Problem ▸ Search the material for the string "Access", then return every line where it is found.

Records supplied ▸
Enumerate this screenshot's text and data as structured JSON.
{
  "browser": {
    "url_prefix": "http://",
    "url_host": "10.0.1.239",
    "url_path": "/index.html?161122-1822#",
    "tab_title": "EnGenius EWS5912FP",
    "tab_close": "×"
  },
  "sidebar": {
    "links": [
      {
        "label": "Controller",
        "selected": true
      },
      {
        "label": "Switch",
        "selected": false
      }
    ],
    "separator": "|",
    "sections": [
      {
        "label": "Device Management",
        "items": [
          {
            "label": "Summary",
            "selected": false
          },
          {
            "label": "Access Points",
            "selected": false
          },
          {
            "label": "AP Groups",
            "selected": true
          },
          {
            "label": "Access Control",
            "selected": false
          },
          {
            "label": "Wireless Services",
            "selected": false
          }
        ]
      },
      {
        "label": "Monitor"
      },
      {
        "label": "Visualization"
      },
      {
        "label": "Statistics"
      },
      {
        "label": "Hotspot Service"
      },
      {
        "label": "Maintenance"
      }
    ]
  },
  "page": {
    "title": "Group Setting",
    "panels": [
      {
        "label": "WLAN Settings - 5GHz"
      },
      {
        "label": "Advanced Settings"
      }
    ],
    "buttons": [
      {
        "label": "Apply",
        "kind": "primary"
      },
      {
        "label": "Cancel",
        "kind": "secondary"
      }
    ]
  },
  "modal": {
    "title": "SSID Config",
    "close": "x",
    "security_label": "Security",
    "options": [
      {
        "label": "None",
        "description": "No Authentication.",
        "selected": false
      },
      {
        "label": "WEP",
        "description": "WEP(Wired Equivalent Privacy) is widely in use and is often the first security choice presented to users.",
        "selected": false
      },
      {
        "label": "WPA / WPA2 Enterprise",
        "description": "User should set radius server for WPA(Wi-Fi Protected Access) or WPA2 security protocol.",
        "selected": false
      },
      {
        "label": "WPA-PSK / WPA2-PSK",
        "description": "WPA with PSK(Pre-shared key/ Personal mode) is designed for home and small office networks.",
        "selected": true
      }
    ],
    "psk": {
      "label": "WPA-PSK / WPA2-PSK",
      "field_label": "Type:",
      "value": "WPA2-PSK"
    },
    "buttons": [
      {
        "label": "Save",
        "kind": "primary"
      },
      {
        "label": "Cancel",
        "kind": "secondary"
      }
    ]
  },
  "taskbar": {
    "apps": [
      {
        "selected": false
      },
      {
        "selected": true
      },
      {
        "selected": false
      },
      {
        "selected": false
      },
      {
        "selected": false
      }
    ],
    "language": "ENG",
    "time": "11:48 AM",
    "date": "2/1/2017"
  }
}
* * *
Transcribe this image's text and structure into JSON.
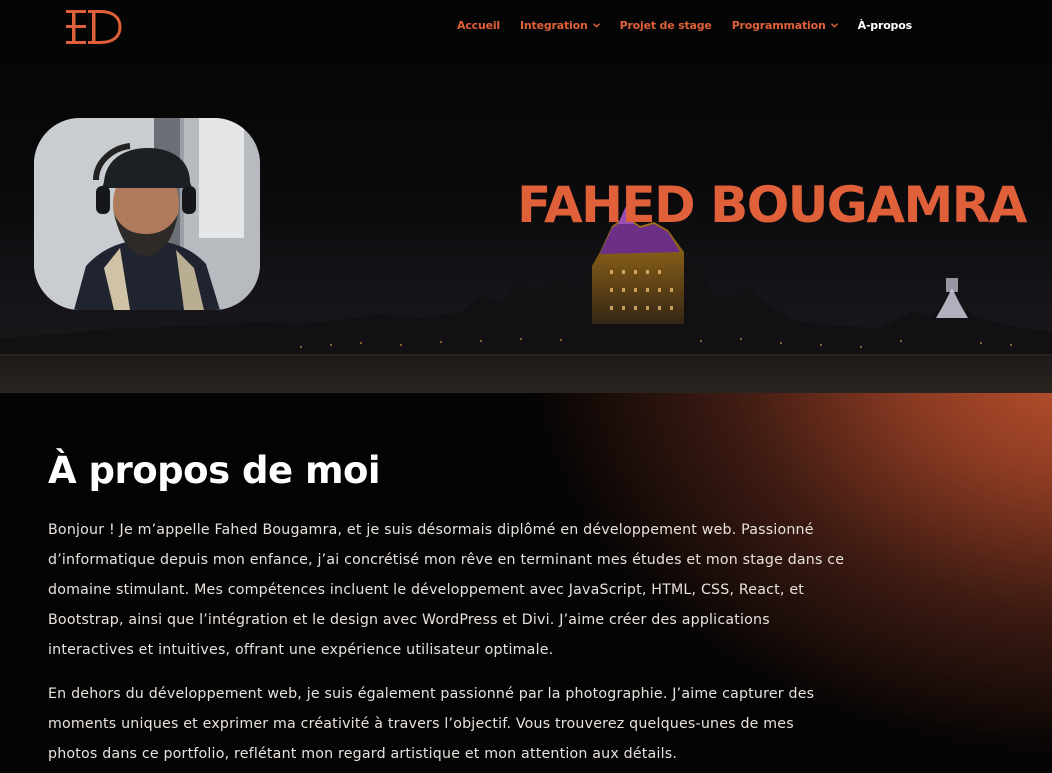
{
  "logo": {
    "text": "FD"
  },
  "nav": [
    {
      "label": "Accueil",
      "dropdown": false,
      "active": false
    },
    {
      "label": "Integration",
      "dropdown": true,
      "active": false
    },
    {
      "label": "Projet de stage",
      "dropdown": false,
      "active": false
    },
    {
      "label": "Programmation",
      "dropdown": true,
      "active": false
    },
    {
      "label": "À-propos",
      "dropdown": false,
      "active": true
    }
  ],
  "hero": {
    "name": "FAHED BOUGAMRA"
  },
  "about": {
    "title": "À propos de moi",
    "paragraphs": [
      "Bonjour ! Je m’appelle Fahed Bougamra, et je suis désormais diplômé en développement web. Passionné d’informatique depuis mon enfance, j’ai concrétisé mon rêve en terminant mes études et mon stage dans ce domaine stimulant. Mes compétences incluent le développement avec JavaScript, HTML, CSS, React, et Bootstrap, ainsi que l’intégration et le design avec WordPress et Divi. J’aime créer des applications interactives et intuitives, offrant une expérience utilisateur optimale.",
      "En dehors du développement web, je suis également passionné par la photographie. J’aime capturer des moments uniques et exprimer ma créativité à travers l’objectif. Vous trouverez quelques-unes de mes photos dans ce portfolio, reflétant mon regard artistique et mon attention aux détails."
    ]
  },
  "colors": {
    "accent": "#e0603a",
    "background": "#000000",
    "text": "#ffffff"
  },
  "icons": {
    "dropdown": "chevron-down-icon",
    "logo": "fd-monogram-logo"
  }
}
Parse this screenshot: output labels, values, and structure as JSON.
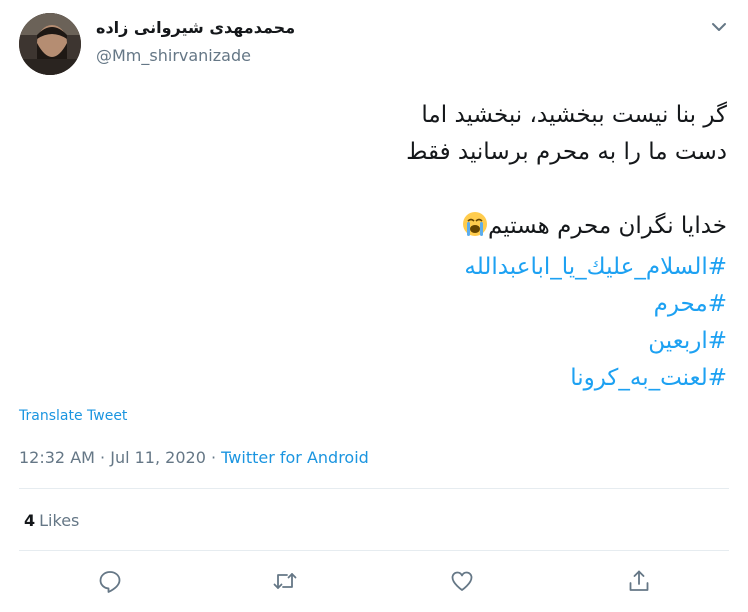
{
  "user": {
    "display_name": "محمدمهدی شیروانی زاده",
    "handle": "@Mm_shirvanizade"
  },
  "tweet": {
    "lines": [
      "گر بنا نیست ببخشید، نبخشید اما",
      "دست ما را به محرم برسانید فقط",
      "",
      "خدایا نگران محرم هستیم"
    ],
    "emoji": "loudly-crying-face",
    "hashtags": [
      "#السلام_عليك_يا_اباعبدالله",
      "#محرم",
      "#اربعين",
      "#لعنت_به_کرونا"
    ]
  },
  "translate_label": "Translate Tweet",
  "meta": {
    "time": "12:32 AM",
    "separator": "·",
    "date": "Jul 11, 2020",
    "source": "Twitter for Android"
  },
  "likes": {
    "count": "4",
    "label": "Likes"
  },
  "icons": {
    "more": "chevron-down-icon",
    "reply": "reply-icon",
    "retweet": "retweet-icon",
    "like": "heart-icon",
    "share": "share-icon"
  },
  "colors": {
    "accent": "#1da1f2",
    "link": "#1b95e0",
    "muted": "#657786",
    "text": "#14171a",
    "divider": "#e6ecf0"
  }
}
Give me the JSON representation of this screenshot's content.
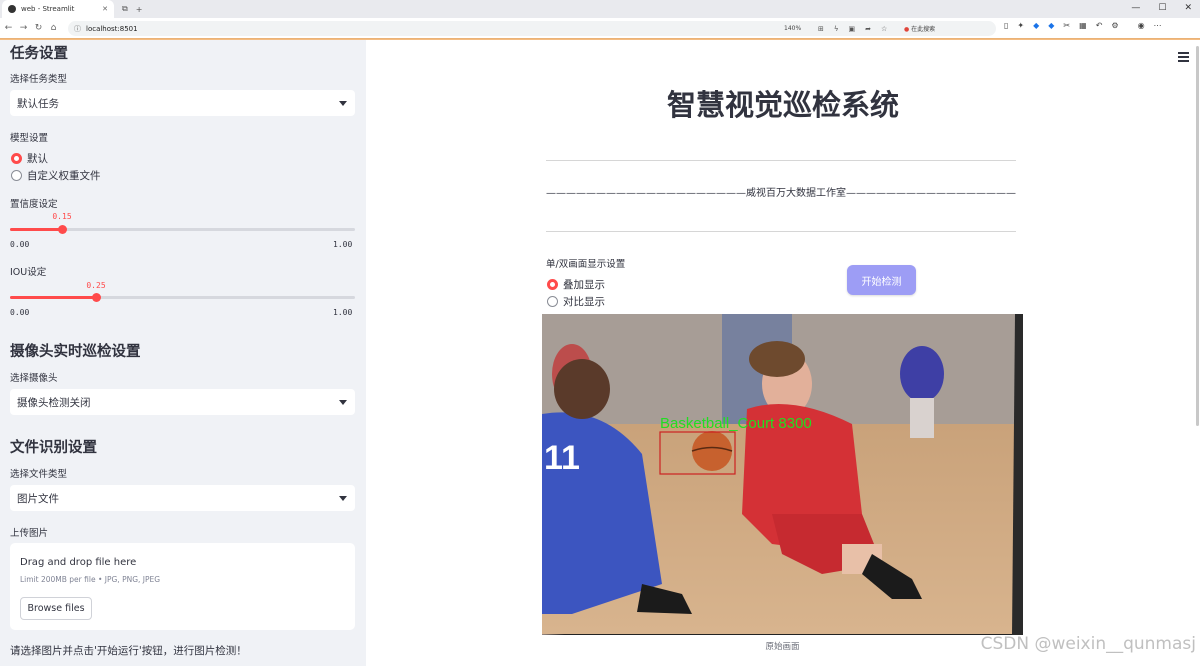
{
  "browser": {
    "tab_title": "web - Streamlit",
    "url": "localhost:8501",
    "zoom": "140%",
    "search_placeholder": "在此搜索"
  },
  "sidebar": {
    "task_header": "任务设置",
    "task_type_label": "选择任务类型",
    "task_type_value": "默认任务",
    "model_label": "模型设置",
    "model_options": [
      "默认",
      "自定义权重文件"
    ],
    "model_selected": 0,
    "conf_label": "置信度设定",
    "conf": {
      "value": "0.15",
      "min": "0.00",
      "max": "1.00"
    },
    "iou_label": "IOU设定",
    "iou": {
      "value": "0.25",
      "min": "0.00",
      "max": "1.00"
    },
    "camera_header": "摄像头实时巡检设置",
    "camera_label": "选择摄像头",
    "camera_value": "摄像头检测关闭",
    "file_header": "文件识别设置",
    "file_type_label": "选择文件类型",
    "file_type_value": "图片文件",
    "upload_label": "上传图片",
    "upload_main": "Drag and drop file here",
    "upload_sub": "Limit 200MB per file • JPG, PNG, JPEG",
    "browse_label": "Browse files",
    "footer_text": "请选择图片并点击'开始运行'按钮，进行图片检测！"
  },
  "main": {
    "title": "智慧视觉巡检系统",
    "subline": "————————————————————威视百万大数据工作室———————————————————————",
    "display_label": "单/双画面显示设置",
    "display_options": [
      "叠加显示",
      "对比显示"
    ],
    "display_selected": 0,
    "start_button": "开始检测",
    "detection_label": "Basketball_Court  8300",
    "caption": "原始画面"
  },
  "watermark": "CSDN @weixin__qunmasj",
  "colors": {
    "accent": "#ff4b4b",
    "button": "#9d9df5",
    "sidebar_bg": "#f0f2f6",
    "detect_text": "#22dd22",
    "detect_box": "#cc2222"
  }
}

Written answer ▸
            "label": "Access Points",
            "label": "Access Control",
        "description": "User should set radius server for WPA(Wi-Fi Protected Access) or WPA2 security protocol.",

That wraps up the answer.